::: Input material
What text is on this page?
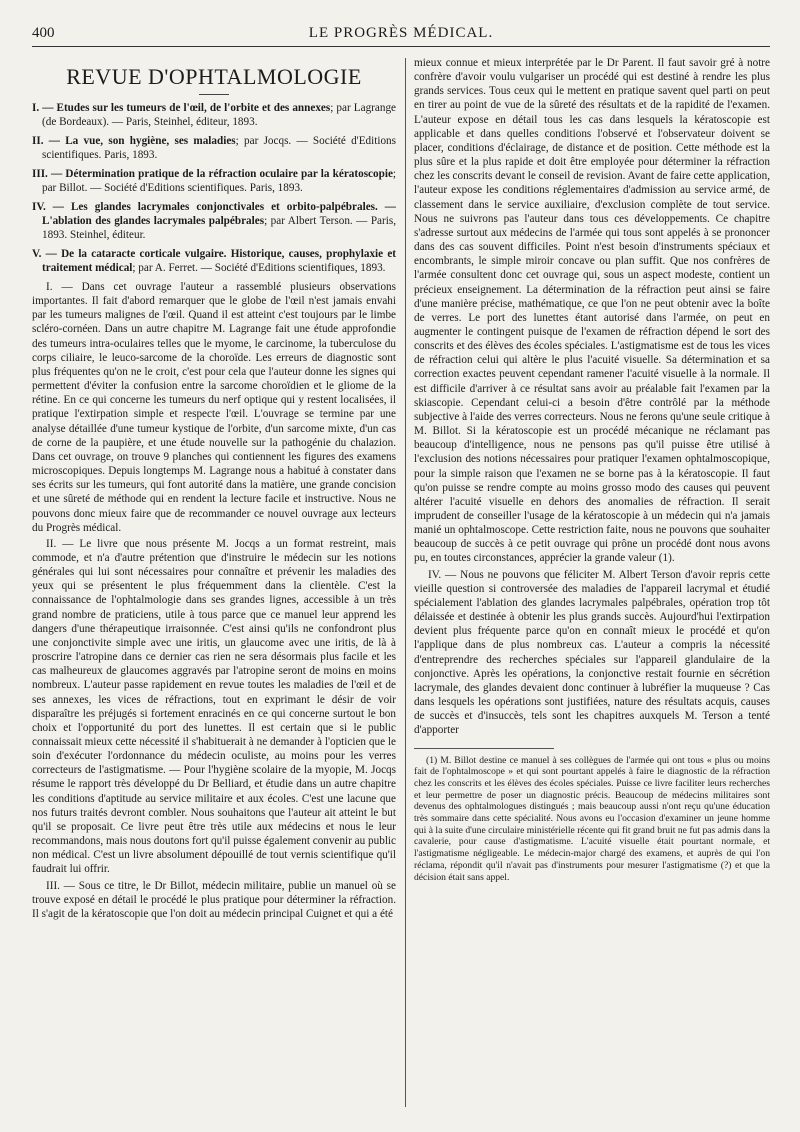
400	LE PROGRÈS MÉDICAL.
REVUE D'OPHTALMOLOGIE

I. — Etudes sur les tumeurs de l'œil, de l'orbite et des annexes; par Lagrange (de Bordeaux). — Paris, Steinhel, éditeur, 1893.

II. — La vue, son hygiène, ses maladies; par Jocqs. — Société d'Editions scientifiques. Paris, 1893.

III. — Détermination pratique de la réfraction oculaire par la kératoscopie; par Billot. — Société d'Editions scientifiques. Paris, 1893.

IV. — Les glandes lacrymales conjonctivales et orbito-palpébrales. — L'ablation des glandes lacrymales palpébrales; par Albert Terson. — Paris, 1893. Steinhel, éditeur.

V. — De la cataracte corticale vulgaire. Historique, causes, prophylaxie et traitement médical; par A. Ferret. — Société d'Editions scientifiques, 1893.

I. — Dans cet ouvrage l'auteur a rassemblé plusieurs observations importantes. Il fait d'abord remarquer que le globe de l'œil n'est jamais envahi par les tumeurs malignes de l'œil. Quand il est atteint c'est toujours par le limbe scléro-cornéen. Dans un autre chapitre M. Lagrange fait une étude approfondie des tumeurs intra-oculaires telles que le myome, le carcinome, la tuberculose du corps ciliaire, le leuco-sarcome de la choroïde. Les erreurs de diagnostic sont plus fréquentes qu'on ne le croit, c'est pour cela que l'auteur donne les signes qui permettent d'éviter la confusion entre la sarcome choroïdien et le gliome de la rétine. En ce qui concerne les tumeurs du nerf optique qui y restent localisées, il pratique l'extirpation simple et respecte l'œil. L'ouvrage se termine par une analyse détaillée d'une tumeur kystique de l'orbite, d'un sarcome mixte, d'un cas de corne de la paupière, et une étude nouvelle sur la pathogénie du chalazion. Dans cet ouvrage, on trouve 9 planches qui contiennent les figures des examens microscopiques. Depuis longtemps M. Lagrange nous a habitué à constater dans ses écrits sur les tumeurs, qui font autorité dans la matière, une grande concision et une sûreté de méthode qui en rendent la lecture facile et instructive. Nous ne pouvons donc mieux faire que de recommander ce nouvel ouvrage aux lecteurs du Progrès médical.

II. — Le livre que nous présente M. Jocqs a un format restreint, mais commode, et n'a d'autre prétention que d'instruire le médecin sur les notions générales qui lui sont nécessaires pour connaître et prévenir les maladies des yeux qui se présentent le plus fréquemment dans la clientèle. C'est la connaissance de l'ophtalmologie dans ses grandes lignes, accessible à un très grand nombre de praticiens, utile à tous parce que ce manuel leur apprend les dangers d'une thérapeutique irraisonnée. C'est ainsi qu'ils ne confondront plus une conjonctivite simple avec une iritis, un glaucome avec une iritis, de là à proscrire l'atropine dans ce dernier cas rien ne sera désormais plus facile et les cas malheureux de glaucomes aggravés par l'atropine seront de moins en moins nombreux. L'auteur passe rapidement en revue toutes les maladies de l'œil et de ses annexes, les vices de réfractions, tout en exprimant le désir de voir disparaître les préjugés si fortement enracinés en ce qui concerne surtout le bon choix et l'opportunité du port des lunettes. Il est certain que si le public connaissait mieux cette nécessité il s'habituerait à ne demander à l'opticien que le soin d'exécuter l'ordonnance du médecin oculiste, au moins pour les verres correcteurs de l'astigmatisme. — Pour l'hygiène scolaire de la myopie, M. Jocqs résume le rapport très développé du Dr Belliard, et étudie dans un autre chapitre les conditions d'aptitude au service militaire et aux écoles. C'est une lacune que nos futurs traités devront combler. Nous souhaitons que l'auteur ait atteint le but qu'il se proposait. Ce livre peut être très utile aux médecins et nous le leur recommandons, mais nous doutons fort qu'il puisse également convenir au public non médical. C'est un livre absolument dépouillé de tout vernis scientifique qu'il faudrait lui offrir.

III. — Sous ce titre, le Dr Billot, médecin militaire, publie un manuel où se trouve exposé en détail le procédé le plus pratique pour déterminer la réfraction. Il s'agit de la kératoscopie que l'on doit au médecin principal Cuignet et qui a été

mieux connue et mieux interprétée par le Dr Parent. Il faut savoir gré à notre confrère d'avoir voulu vulgariser un procédé qui est destiné à rendre les plus grands services. Tous ceux qui le mettent en pratique savent quel parti on peut en tirer au point de vue de la sûreté des résultats et de la rapidité de l'examen. L'auteur expose en détail tous les cas dans lesquels la kératoscopie est applicable et dans quelles conditions l'observé et l'observateur doivent se placer, conditions d'éclairage, de distance et de position. Cette méthode est la plus sûre et la plus rapide et doit être employée pour déterminer la réfraction chez les conscrits devant le conseil de revision. Avant de faire cette application, l'auteur expose les conditions réglementaires d'admission au service armé, de classement dans le service auxiliaire, d'exclusion complète de tout service. Nous ne suivrons pas l'auteur dans tous ces développements. Ce chapitre s'adresse surtout aux médecins de l'armée qui tous sont appelés à se prononcer dans des cas souvent difficiles. Point n'est besoin d'instruments spéciaux et encombrants, le simple miroir concave ou plan suffit. Que nos confrères de l'armée consultent donc cet ouvrage qui, sous un aspect modeste, contient un précieux enseignement. La détermination de la réfraction peut ainsi se faire d'une manière précise, mathématique, ce que l'on ne peut obtenir avec la boîte de verres. Le port des lunettes étant autorisé dans l'armée, on peut en augmenter le contingent puisque de l'examen de réfraction dépend le sort des conscrits et des élèves des écoles spéciales. L'astigmatisme est de tous les vices de réfraction celui qui altère le plus l'acuité visuelle. Sa détermination et sa correction exactes peuvent cependant ramener l'acuité visuelle à la normale. Il est difficile d'arriver à ce résultat sans avoir au préalable fait l'examen par la skiascopie. Cependant celui-ci a besoin d'être contrôlé par la méthode subjective à l'aide des verres correcteurs. Nous ne ferons qu'une seule critique à M. Billot. Si la kératoscopie est un procédé mécanique ne réclamant pas beaucoup d'intelligence, nous ne pensons pas qu'il puisse être utilisé à l'exclusion des notions nécessaires pour pratiquer l'examen ophtalmoscopique, pour la simple raison que l'examen ne se borne pas à la kératoscopie. Il faut qu'on puisse se rendre compte au moins grosso modo des causes qui peuvent altérer l'acuité visuelle en dehors des anomalies de réfraction. Il serait imprudent de conseiller l'usage de la kératoscopie à un médecin qui n'a jamais manié un ophtalmoscope. Cette restriction faite, nous ne pouvons que souhaiter beaucoup de succès à ce petit ouvrage qui prône un procédé dont nous avons pu, en toutes circonstances, apprécier la grande valeur (1).

IV. — Nous ne pouvons que féliciter M. Albert Terson d'avoir repris cette vieille question si controversée des maladies de l'appareil lacrymal et étudié spécialement l'ablation des glandes lacrymales palpébrales, opération trop tôt délaissée et destinée à obtenir les plus grands succès. Aujourd'hui l'extirpation devient plus fréquente parce qu'on en connaît mieux le procédé et qu'on l'applique dans de plus nombreux cas. L'auteur a compris la nécessité d'entreprendre des recherches spéciales sur l'appareil glandulaire de la conjonctive. Après les opérations, la conjonctive restait fournie en sécrétion lacrymale, des glandes devaient donc continuer à lubréfier la muqueuse ? Cas dans lesquels les opérations sont justifiées, nature des résultats acquis, causes de succès et d'insuccès, tels sont les chapitres auxquels M. Terson a tenté d'apporter

(1) M. Billot destine ce manuel à ses collègues de l'armée qui ont tous « plus ou moins fait de l'ophtalmoscope » et qui sont pourtant appelés à faire le diagnostic de la réfraction chez les conscrits et les élèves des écoles spéciales. Puisse ce livre faciliter leurs recherches et leur permettre de poser un diagnostic précis. Beaucoup de médecins militaires sont devenus des ophtalmologues distingués ; mais beaucoup aussi n'ont reçu qu'une éducation très sommaire dans cette spécialité. Nous avons eu l'occasion d'examiner un jeune homme qui à la suite d'une circulaire ministérielle récente qui fit grand bruit ne fut pas admis dans la cavalerie, pour cause d'astigmatisme. L'acuité visuelle était pourtant normale, et l'astigmatisme négligeable. Le médecin-major chargé des examens, et auprès de qui l'on réclama, répondit qu'il n'avait pas d'instruments pour mesurer l'astigmatisme (?) et que la décision était sans appel.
::::::
Aim -
Using the entries above, tally how many lines have the word "scientifiques" in them; write the number and nothing more.

Complete answer -
3